== DATA EXCERPTS

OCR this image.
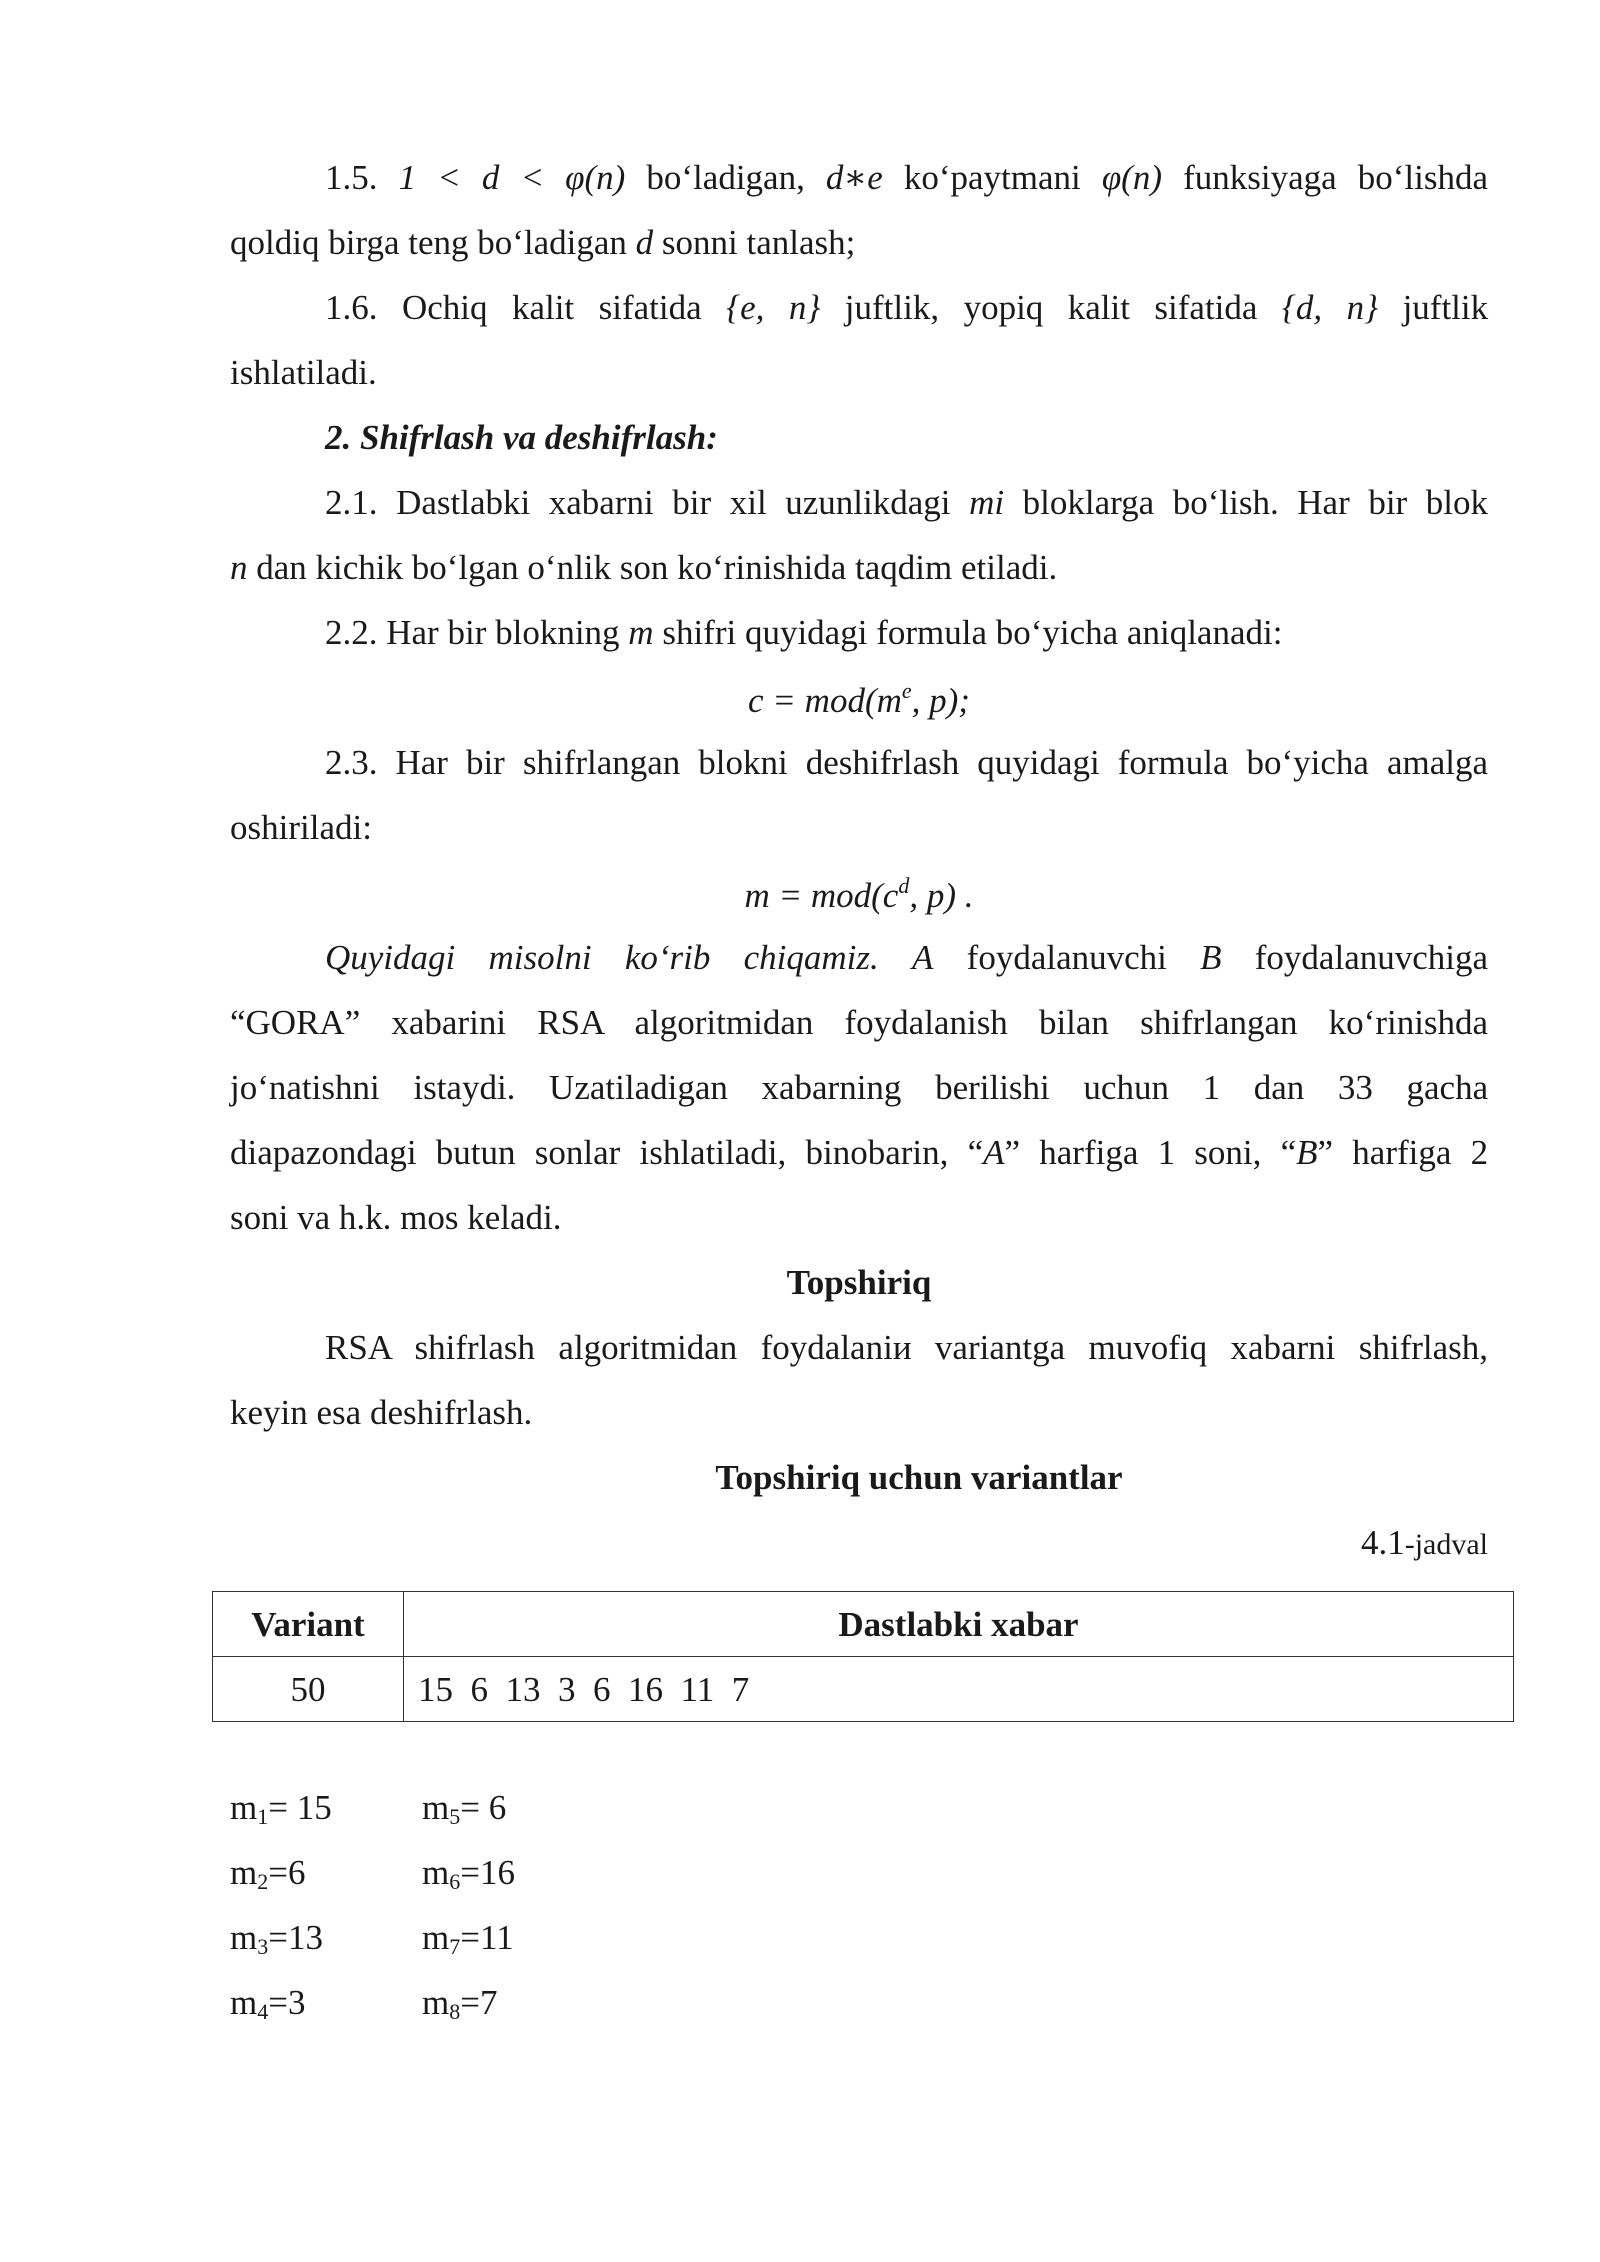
1.5. 1 < d < φ(n) bo‘ladigan, d∗e ko‘paytmani φ(n) funksiyaga bo‘lishda
qoldiq birga teng bo‘ladigan d sonni tanlash;
1.6. Ochiq kalit sifatida {e, n} juftlik, yopiq kalit sifatida {d, n} juftlik
ishlatiladi.
2. Shifrlash va deshifrlash:
2.1. Dastlabki xabarni bir xil uzunlikdagi mi bloklarga bo‘lish. Har bir blok
n dan kichik bo‘lgan o‘nlik son ko‘rinishida taqdim etiladi.
2.2. Har bir blokning m shifri quyidagi formula bo‘yicha aniqlanadi:
$c = mod(m^e$, p);
2.3. Har bir shifrlangan blokni deshifrlash quyidagi formula bo‘yicha amalga
oshiriladi:
$m = mod(c^d$, p) .
Quyidagi misolni ko‘rib chiqamiz. A foydalanuvchi B foydalanuvchiga
“GORA” xabarini RSA algoritmidan foydalanish bilan shifrlangan ko‘rinishda
jo‘natishni istaydi. Uzatiladigan xabarning berilishi uchun 1 dan 33 gacha
diapazondagi butun sonlar ishlatiladi, binobarin, “A” harfiga 1 soni, “B” harfiga 2
soni va h.k. mos keladi.
Topshiriq
RSA shifrlash algoritmidan foydalaniи variantga muvofiq xabarni shifrlash,
keyin esa deshifrlash.
Topshiriq uchun variantlar
4.1-jadval
Variant	Dastlabki xabar
50	15  6  13  3  6  16  11  7
$m_1= 15$	$m_5= 6$
$m_2=6$	$m_6=16$
$m_3=13$	$m_7=11$
$m_4=3$	$m_8=7$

====

→ **GOAL OF THE EXERCISE**:
Show every line in the entries where the string "Dastlabki" occurs.

→ **OUTPUT OF THE TASK**:
2.1. Dastlabki xabarni bir xil uzunlikdagi mi bloklarga bo‘lish. Har bir blok
Variant	Dastlabki xabar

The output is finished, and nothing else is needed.